- _Short problem_:
Could you render all of the material below as a Markdown table with the columns "Row" and "Line", giving each non-blank line its row number?

- _Labeled box material_:
^^^^
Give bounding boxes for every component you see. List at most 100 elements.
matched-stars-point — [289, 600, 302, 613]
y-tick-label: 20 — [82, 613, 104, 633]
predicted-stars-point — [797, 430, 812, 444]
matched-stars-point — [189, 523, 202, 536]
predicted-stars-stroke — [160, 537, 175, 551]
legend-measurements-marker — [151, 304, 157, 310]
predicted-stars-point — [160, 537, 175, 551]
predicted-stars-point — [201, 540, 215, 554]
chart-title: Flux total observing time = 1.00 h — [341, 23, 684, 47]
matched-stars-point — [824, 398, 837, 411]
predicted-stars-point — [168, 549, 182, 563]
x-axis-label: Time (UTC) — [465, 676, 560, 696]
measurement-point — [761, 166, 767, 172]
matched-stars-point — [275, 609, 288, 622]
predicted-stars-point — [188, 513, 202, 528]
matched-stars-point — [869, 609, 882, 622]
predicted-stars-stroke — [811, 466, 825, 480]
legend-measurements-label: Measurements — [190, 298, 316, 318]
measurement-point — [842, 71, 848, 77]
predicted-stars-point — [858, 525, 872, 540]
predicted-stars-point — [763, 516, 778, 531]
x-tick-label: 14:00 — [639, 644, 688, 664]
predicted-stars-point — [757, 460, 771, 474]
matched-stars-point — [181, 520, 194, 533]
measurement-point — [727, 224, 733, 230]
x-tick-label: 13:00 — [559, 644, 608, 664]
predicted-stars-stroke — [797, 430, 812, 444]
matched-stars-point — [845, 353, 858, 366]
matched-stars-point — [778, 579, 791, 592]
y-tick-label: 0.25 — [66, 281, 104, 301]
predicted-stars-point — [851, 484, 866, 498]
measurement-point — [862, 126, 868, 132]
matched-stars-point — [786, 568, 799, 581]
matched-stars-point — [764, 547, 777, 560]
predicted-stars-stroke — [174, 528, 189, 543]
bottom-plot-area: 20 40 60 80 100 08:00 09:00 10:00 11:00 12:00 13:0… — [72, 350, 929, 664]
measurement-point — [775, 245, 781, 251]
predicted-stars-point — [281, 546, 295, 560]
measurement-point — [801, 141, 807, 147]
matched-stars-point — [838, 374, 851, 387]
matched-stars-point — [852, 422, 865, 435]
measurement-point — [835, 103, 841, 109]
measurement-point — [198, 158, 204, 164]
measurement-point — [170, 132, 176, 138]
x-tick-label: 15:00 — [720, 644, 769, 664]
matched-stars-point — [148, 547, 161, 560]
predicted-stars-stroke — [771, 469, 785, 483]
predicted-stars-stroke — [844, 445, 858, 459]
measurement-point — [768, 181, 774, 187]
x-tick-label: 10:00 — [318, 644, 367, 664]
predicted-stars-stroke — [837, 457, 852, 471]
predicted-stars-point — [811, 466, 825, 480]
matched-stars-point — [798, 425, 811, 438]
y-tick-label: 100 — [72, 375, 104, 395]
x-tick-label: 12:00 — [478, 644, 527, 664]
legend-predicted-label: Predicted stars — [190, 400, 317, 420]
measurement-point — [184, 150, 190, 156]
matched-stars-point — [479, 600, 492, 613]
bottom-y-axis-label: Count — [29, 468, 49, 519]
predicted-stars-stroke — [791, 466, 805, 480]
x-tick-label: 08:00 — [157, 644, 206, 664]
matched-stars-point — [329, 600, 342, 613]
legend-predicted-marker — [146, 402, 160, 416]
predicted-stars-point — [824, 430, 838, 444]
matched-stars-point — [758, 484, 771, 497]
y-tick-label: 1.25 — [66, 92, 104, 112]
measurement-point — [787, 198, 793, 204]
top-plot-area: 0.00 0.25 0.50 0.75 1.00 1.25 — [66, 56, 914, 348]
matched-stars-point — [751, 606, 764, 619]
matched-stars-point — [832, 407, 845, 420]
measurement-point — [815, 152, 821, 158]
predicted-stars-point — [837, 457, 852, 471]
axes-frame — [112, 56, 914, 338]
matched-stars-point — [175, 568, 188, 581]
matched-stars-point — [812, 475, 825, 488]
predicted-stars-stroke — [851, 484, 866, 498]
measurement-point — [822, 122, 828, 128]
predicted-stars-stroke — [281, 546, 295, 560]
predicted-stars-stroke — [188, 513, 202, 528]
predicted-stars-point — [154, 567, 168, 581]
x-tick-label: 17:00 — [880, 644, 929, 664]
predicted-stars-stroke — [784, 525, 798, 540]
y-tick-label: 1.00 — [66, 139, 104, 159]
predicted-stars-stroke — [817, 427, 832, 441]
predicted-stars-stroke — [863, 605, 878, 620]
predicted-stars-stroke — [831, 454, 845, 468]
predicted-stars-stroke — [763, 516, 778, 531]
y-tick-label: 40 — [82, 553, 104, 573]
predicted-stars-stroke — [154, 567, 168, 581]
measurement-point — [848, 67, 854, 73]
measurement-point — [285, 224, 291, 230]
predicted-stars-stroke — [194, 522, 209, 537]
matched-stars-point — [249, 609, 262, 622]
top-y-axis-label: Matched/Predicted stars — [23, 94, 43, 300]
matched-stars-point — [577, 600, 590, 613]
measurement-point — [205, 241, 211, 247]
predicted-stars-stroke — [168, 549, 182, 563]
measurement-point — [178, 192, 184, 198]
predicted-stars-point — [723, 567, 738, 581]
^^^^
- _Exercise response_:
| Row | Line |
|---|---|
| 1 | Give bounding boxes for every component you see. List at most 100 elements. |
| 2 | matched-stars-point — [289, 600, 302, 613] |
| 3 | y-tick-label: 20 — [82, 613, 104, 633] |
| 4 | predicted-stars-point — [797, 430, 812, 444] |
| 5 | matched-stars-point — [189, 523, 202, 536] |
| 6 | predicted-stars-stroke — [160, 537, 175, 551] |
| 7 | legend-measurements-marker — [151, 304, 157, 310] |
| 8 | predicted-stars-point — [160, 537, 175, 551] |
| 9 | predicted-stars-point — [201, 540, 215, 554] |
| 10 | chart-title: Flux total observing time = 1.00 h — [341, 23, 684, 47] |
| 11 | matched-stars-point — [824, 398, 837, 411] |
| 12 | predicted-stars-point — [168, 549, 182, 563] |
| 13 | x-axis-label: Time (UTC) — [465, 676, 560, 696] |
| 14 | measurement-point — [761, 166, 767, 172] |
| 15 | matched-stars-point — [275, 609, 288, 622] |
| 16 | predicted-stars-point — [188, 513, 202, 528] |
| 17 | matched-stars-point — [869, 609, 882, 622] |
| 18 | predicted-stars-stroke — [811, 466, 825, 480] |
| 19 | legend-measurements-label: Measurements — [190, 298, 316, 318] |
| 20 | measurement-point — [842, 71, 848, 77] |
| 21 | predicted-stars-point — [858, 525, 872, 540] |
| 22 | predicted-stars-point — [763, 516, 778, 531] |
| 23 | x-tick-label: 14:00 — [639, 644, 688, 664] |
| 24 | predicted-stars-point — [757, 460, 771, 474] |
| 25 | matched-stars-point — [181, 520, 194, 533] |
| 26 | measurement-point — [727, 224, 733, 230] |
| 27 | x-tick-label: 13:00 — [559, 644, 608, 664] |
| 28 | predicted-stars-stroke — [797, 430, 812, 444] |
| 29 | matched-stars-point — [845, 353, 858, 366] |
| 30 | matched-stars-point — [778, 579, 791, 592] |
| 31 | y-tick-label: 0.25 — [66, 281, 104, 301] |
| 32 | predicted-stars-point — [851, 484, 866, 498] |
| 33 | measurement-point — [862, 126, 868, 132] |
| 34 | matched-stars-point — [786, 568, 799, 581] |
| 35 | matched-stars-point — [764, 547, 777, 560] |
| 36 | predicted-stars-stroke — [174, 528, 189, 543] |
| 37 | bottom-plot-area: 20 40 60 80 100 08:00 09:00 10:00 11:00 12:00 13:0… — [72, 350, 929, 664] |
| 38 | measurement-point — [775, 245, 781, 251] |
| 39 | predicted-stars-point — [281, 546, 295, 560] |
| 40 | measurement-point — [801, 141, 807, 147] |
| 41 | matched-stars-point — [838, 374, 851, 387] |
| 42 | matched-stars-point — [852, 422, 865, 435] |
| 43 | measurement-point — [835, 103, 841, 109] |
| 44 | measurement-point — [198, 158, 204, 164] |
| 45 | measurement-point — [170, 132, 176, 138] |
| 46 | x-tick-label: 15:00 — [720, 644, 769, 664] |
| 47 | matched-stars-point — [148, 547, 161, 560] |
| 48 | predicted-stars-stroke — [771, 469, 785, 483] |
| 49 | predicted-stars-stroke — [844, 445, 858, 459] |
| 50 | measurement-point — [768, 181, 774, 187] |
| 51 | x-tick-label: 10:00 — [318, 644, 367, 664] |
| 52 | predicted-stars-stroke — [837, 457, 852, 471] |
| 53 | predicted-stars-point — [811, 466, 825, 480] |
| 54 | matched-stars-point — [798, 425, 811, 438] |
| 55 | y-tick-label: 100 — [72, 375, 104, 395] |
| 56 | x-tick-label: 12:00 — [478, 644, 527, 664] |
| 57 | legend-predicted-label: Predicted stars — [190, 400, 317, 420] |
| 58 | measurement-point — [184, 150, 190, 156] |
| 59 | matched-stars-point — [479, 600, 492, 613] |
| 60 | bottom-y-axis-label: Count — [29, 468, 49, 519] |
| 61 | predicted-stars-stroke — [791, 466, 805, 480] |
| 62 | x-tick-label: 08:00 — [157, 644, 206, 664] |
| 63 | matched-stars-point — [329, 600, 342, 613] |
| 64 | legend-predicted-marker — [146, 402, 160, 416] |
| 65 | predicted-stars-point — [824, 430, 838, 444] |
| 66 | matched-stars-point — [758, 484, 771, 497] |
| 67 | y-tick-label: 1.25 — [66, 92, 104, 112] |
| 68 | measurement-point — [787, 198, 793, 204] |
| 69 | top-plot-area: 0.00 0.25 0.50 0.75 1.00 1.25 — [66, 56, 914, 348] |
| 70 | matched-stars-point — [751, 606, 764, 619] |
| 71 | matched-stars-point — [832, 407, 845, 420] |
| 72 | measurement-point — [815, 152, 821, 158] |
| 73 | predicted-stars-point — [837, 457, 852, 471] |
| 74 | axes-frame — [112, 56, 914, 338] |
| 75 | matched-stars-point — [175, 568, 188, 581] |
| 76 | matched-stars-point — [812, 475, 825, 488] |
| 77 | predicted-stars-stroke — [851, 484, 866, 498] |
| 78 | measurement-point — [822, 122, 828, 128] |
| 79 | predicted-stars-stroke — [281, 546, 295, 560] |
| 80 | predicted-stars-stroke — [188, 513, 202, 528] |
| 81 | predicted-stars-point — [154, 567, 168, 581] |
| 82 | x-tick-label: 17:00 — [880, 644, 929, 664] |
| 83 | predicted-stars-stroke — [784, 525, 798, 540] |
| 84 | y-tick-label: 1.00 — [66, 139, 104, 159] |
| 85 | predicted-stars-stroke — [817, 427, 832, 441] |
| 86 | predicted-stars-stroke — [863, 605, 878, 620] |
| 87 | predicted-stars-stroke — [831, 454, 845, 468] |
| 88 | predicted-stars-stroke — [763, 516, 778, 531] |
| 89 | y-tick-label: 40 — [82, 553, 104, 573] |
| 90 | predicted-stars-stroke — [154, 567, 168, 581] |
| 91 | measurement-point — [848, 67, 854, 73] |
| 92 | measurement-point — [285, 224, 291, 230] |
| 93 | predicted-stars-stroke — [194, 522, 209, 537] |
| 94 | matched-stars-point — [249, 609, 262, 622] |
| 95 | top-y-axis-label: Matched/Predicted stars — [23, 94, 43, 300] |
| 96 | matched-stars-point — [577, 600, 590, 613] |
| 97 | measurement-point — [205, 241, 211, 247] |
| 98 | predicted-stars-stroke — [168, 549, 182, 563] |
| 99 | measurement-point — [178, 192, 184, 198] |
| 100 | predicted-stars-point — [723, 567, 738, 581] |